--- Start of Raw data ---

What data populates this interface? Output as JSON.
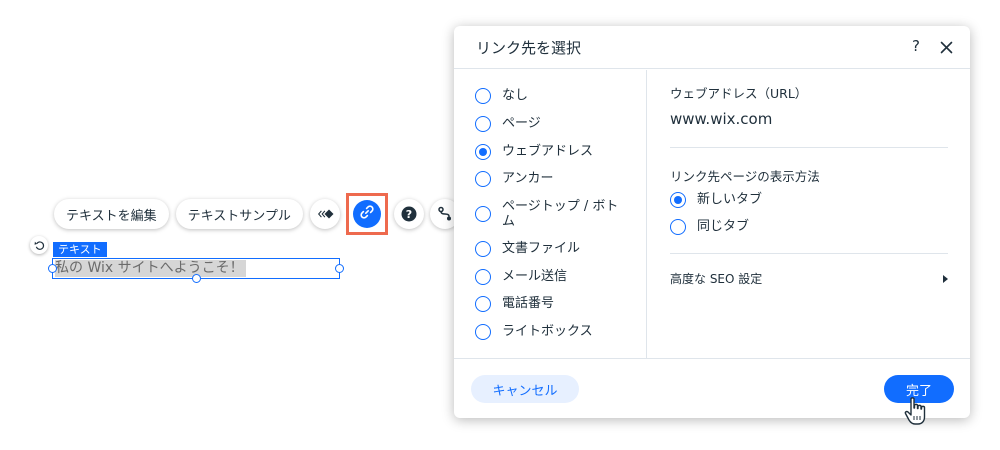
{
  "toolbar": {
    "edit_text_label": "テキストを編集",
    "text_samples_label": "テキストサンプル",
    "icons": [
      "animation-icon",
      "link-icon",
      "help-icon",
      "connect-icon"
    ]
  },
  "element": {
    "tag_label": "テキスト",
    "text": "私の Wix サイトへようこそ！"
  },
  "dialog": {
    "title": "リンク先を選択",
    "help": "?",
    "options": [
      {
        "label": "なし",
        "selected": false
      },
      {
        "label": "ページ",
        "selected": false
      },
      {
        "label": "ウェブアドレス",
        "selected": true
      },
      {
        "label": "アンカー",
        "selected": false
      },
      {
        "label": "ページトップ / ボトム",
        "selected": false
      },
      {
        "label": "文書ファイル",
        "selected": false
      },
      {
        "label": "メール送信",
        "selected": false
      },
      {
        "label": "電話番号",
        "selected": false
      },
      {
        "label": "ライトボックス",
        "selected": false
      }
    ],
    "url_label": "ウェブアドレス（URL）",
    "url_value": "www.wix.com",
    "open_mode_label": "リンク先ページの表示方法",
    "open_modes": [
      {
        "label": "新しいタブ",
        "selected": true
      },
      {
        "label": "同じタブ",
        "selected": false
      }
    ],
    "seo_label": "高度な SEO 設定",
    "cancel_label": "キャンセル",
    "done_label": "完了"
  },
  "colors": {
    "accent": "#116dff",
    "highlight": "#ee6a4e",
    "text": "#20303c"
  }
}
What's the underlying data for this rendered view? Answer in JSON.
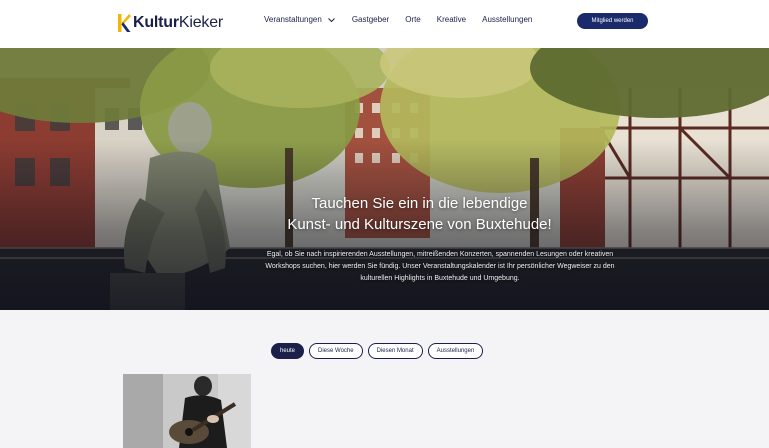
{
  "header": {
    "logo_bold": "Kultur",
    "logo_light": "Kieker",
    "nav": [
      {
        "label": "Veranstaltungen",
        "has_dropdown": true
      },
      {
        "label": "Gastgeber"
      },
      {
        "label": "Orte"
      },
      {
        "label": "Kreative"
      },
      {
        "label": "Ausstellungen"
      }
    ],
    "cta_label": "Mitglied werden"
  },
  "hero": {
    "title": "Tauchen Sie ein in die lebendige\nKunst- und Kulturszene von Buxtehude!",
    "text": "Egal, ob Sie nach inspirierenden Ausstellungen, mitreißenden Konzerten, spannenden Lesungen oder kreativen Workshops suchen, hier werden Sie fündig. Unser Veranstaltungskalender ist Ihr persönlicher Wegweiser zu den kulturellen Highlights in Buxtehude und Umgebung."
  },
  "filters": {
    "tabs": [
      {
        "label": "heute",
        "active": true
      },
      {
        "label": "Diese Woche"
      },
      {
        "label": "Diesen Monat"
      },
      {
        "label": "Ausstellungen"
      }
    ]
  },
  "colors": {
    "brand_navy": "#1b1f4a",
    "cta_blue": "#1b2a6b",
    "logo_yellow": "#f2b705"
  }
}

--- End of Raw data ---

• **Task objective**: Reproduce the records, all of them, word for word; omit the pictures.

• **The response**:
What data populates this interface? Output as JSON.
{
  "toolbar": {
    "edit_text_label": "テキストを編集",
    "text_samples_label": "テキストサンプル",
    "icons": [
      "animation-icon",
      "link-icon",
      "help-icon",
      "connect-icon"
    ]
  },
  "element": {
    "tag_label": "テキスト",
    "text": "私の Wix サイトへようこそ！"
  },
  "dialog": {
    "title": "リンク先を選択",
    "help": "?",
    "options": [
      {
        "label": "なし",
        "selected": false
      },
      {
        "label": "ページ",
        "selected": false
      },
      {
        "label": "ウェブアドレス",
        "selected": true
      },
      {
        "label": "アンカー",
        "selected": false
      },
      {
        "label": "ページトップ / ボトム",
        "selected": false
      },
      {
        "label": "文書ファイル",
        "selected": false
      },
      {
        "label": "メール送信",
        "selected": false
      },
      {
        "label": "電話番号",
        "selected": false
      },
      {
        "label": "ライトボックス",
        "selected": false
      }
    ],
    "url_label": "ウェブアドレス（URL）",
    "url_value": "www.wix.com",
    "open_mode_label": "リンク先ページの表示方法",
    "open_modes": [
      {
        "label": "新しいタブ",
        "selected": true
      },
      {
        "label": "同じタブ",
        "selected": false
      }
    ],
    "seo_label": "高度な SEO 設定",
    "cancel_label": "キャンセル",
    "done_label": "完了"
  },
  "colors": {
    "accent": "#116dff",
    "highlight": "#ee6a4e",
    "text": "#20303c"
  }
}
What's the underlying data for this rendered view? Answer in JSON.
{
  "header": {
    "logo_bold": "Kultur",
    "logo_light": "Kieker",
    "nav": [
      {
        "label": "Veranstaltungen",
        "has_dropdown": true
      },
      {
        "label": "Gastgeber"
      },
      {
        "label": "Orte"
      },
      {
        "label": "Kreative"
      },
      {
        "label": "Ausstellungen"
      }
    ],
    "cta_label": "Mitglied werden"
  },
  "hero": {
    "title": "Tauchen Sie ein in die lebendige\nKunst- und Kulturszene von Buxtehude!",
    "text": "Egal, ob Sie nach inspirierenden Ausstellungen, mitreißenden Konzerten, spannenden Lesungen oder kreativen Workshops suchen, hier werden Sie fündig. Unser Veranstaltungskalender ist Ihr persönlicher Wegweiser zu den kulturellen Highlights in Buxtehude und Umgebung."
  },
  "filters": {
    "tabs": [
      {
        "label": "heute",
        "active": true
      },
      {
        "label": "Diese Woche"
      },
      {
        "label": "Diesen Monat"
      },
      {
        "label": "Ausstellungen"
      }
    ]
  },
  "colors": {
    "brand_navy": "#1b1f4a",
    "cta_blue": "#1b2a6b",
    "logo_yellow": "#f2b705"
  }
}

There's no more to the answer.